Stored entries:
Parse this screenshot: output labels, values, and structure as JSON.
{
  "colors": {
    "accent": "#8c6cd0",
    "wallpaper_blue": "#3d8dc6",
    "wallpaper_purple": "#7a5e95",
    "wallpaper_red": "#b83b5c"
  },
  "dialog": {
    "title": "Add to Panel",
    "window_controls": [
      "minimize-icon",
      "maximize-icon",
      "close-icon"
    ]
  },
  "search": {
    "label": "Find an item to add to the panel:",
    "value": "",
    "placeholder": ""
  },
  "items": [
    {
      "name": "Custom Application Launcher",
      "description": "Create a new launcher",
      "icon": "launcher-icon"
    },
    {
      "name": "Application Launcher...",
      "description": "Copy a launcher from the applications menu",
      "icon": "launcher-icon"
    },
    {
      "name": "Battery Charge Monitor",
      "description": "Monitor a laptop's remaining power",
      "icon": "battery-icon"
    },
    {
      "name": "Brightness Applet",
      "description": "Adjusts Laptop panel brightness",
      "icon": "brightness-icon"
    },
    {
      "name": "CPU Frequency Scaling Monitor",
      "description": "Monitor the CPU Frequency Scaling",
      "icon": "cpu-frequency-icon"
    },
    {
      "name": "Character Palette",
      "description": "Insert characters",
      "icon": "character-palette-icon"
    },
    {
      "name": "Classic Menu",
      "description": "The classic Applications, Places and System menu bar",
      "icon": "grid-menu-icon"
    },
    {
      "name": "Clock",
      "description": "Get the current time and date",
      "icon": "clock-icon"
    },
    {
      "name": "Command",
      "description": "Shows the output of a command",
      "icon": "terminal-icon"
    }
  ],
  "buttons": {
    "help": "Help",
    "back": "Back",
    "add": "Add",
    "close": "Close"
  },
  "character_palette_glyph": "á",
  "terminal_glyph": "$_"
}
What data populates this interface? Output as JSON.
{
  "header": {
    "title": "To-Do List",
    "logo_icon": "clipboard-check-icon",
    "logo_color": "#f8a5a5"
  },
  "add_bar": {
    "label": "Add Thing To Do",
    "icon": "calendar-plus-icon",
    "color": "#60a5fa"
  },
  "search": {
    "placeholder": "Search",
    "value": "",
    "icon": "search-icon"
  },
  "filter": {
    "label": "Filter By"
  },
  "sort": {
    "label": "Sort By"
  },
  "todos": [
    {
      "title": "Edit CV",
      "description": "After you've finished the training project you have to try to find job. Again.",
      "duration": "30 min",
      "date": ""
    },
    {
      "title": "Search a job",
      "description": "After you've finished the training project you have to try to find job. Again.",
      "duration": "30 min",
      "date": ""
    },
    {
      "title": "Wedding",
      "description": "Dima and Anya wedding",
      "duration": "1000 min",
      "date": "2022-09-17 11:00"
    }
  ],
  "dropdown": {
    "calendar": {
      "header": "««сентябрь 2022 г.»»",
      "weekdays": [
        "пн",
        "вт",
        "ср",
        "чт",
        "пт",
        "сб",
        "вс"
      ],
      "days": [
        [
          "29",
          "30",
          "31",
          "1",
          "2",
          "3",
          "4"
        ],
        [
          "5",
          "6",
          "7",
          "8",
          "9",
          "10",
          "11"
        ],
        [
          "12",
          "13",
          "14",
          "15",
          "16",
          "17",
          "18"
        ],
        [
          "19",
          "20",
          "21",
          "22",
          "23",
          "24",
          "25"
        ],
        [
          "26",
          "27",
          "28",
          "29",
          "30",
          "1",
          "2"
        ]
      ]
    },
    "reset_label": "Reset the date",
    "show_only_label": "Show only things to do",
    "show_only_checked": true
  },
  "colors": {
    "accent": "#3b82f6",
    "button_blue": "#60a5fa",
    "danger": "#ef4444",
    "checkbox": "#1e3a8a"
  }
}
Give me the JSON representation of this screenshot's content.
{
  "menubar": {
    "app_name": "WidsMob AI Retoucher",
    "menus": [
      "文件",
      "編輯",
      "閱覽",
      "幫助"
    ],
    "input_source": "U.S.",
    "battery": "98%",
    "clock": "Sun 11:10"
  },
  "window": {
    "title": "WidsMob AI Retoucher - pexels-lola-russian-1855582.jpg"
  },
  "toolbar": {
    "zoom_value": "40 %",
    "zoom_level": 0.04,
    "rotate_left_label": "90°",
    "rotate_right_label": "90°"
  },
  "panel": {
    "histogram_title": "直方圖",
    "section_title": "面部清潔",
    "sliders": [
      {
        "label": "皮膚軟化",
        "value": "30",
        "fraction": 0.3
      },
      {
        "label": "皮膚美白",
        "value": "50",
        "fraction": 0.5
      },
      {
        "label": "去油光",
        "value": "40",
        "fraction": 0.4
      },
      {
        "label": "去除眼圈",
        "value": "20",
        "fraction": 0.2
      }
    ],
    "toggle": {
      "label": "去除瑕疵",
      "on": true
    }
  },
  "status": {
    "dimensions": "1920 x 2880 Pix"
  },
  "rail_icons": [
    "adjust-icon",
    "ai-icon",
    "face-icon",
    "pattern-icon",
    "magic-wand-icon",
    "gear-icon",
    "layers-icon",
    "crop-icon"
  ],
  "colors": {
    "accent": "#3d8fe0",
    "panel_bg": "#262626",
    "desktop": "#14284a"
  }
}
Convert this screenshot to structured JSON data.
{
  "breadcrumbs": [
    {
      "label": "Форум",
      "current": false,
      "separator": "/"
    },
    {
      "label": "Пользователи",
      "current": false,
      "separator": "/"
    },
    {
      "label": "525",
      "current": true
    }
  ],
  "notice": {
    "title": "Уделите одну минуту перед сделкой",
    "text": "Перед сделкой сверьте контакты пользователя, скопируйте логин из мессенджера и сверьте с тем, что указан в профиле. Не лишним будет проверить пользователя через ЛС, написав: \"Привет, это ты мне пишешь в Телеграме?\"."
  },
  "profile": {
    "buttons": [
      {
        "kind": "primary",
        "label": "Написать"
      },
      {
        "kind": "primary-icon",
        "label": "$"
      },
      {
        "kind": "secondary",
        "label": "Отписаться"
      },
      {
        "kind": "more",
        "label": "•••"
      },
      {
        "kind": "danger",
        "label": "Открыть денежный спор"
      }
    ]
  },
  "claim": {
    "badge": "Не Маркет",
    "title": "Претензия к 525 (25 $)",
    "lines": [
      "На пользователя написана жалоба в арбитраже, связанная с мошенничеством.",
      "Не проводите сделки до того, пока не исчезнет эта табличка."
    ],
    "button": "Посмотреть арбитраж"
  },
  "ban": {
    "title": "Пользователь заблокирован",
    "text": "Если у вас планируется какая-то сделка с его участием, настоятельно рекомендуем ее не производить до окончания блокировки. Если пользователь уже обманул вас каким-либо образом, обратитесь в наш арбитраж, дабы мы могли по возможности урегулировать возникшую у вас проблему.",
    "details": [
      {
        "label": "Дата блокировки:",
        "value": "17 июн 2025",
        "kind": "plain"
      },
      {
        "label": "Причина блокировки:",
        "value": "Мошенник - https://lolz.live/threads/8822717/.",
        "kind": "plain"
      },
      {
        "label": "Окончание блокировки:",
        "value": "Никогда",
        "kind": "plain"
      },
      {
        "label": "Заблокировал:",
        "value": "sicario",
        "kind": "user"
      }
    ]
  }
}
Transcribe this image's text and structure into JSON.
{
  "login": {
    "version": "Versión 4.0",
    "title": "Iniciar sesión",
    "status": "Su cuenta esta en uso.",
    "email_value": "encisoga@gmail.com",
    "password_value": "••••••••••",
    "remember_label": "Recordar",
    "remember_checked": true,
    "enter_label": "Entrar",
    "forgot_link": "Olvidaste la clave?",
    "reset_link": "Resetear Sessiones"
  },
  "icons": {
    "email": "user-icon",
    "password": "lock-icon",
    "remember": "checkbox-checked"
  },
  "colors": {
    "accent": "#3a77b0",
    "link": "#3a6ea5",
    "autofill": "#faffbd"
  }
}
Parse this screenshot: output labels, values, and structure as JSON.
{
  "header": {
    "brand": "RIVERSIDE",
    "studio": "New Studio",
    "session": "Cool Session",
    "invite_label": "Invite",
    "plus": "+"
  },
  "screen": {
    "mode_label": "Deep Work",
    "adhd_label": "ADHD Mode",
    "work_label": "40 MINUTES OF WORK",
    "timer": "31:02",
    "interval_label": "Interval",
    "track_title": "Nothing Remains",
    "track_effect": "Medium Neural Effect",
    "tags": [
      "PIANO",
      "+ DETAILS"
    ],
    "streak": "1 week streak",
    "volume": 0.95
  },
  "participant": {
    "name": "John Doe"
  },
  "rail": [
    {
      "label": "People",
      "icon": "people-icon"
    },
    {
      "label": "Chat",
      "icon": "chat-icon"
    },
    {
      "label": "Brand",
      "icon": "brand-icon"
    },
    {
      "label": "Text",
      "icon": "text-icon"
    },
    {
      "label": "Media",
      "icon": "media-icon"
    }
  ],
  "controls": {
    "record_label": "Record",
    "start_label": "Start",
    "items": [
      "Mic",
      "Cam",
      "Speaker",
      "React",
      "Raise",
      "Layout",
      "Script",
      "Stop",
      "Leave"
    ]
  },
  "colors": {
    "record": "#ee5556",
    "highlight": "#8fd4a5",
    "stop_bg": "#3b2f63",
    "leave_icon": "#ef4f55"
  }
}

#### WORK INSTRUCTIONS
Above are some records. Report the number of their lines that include "data", and add nothing else.

#### TASK SOLUTION
2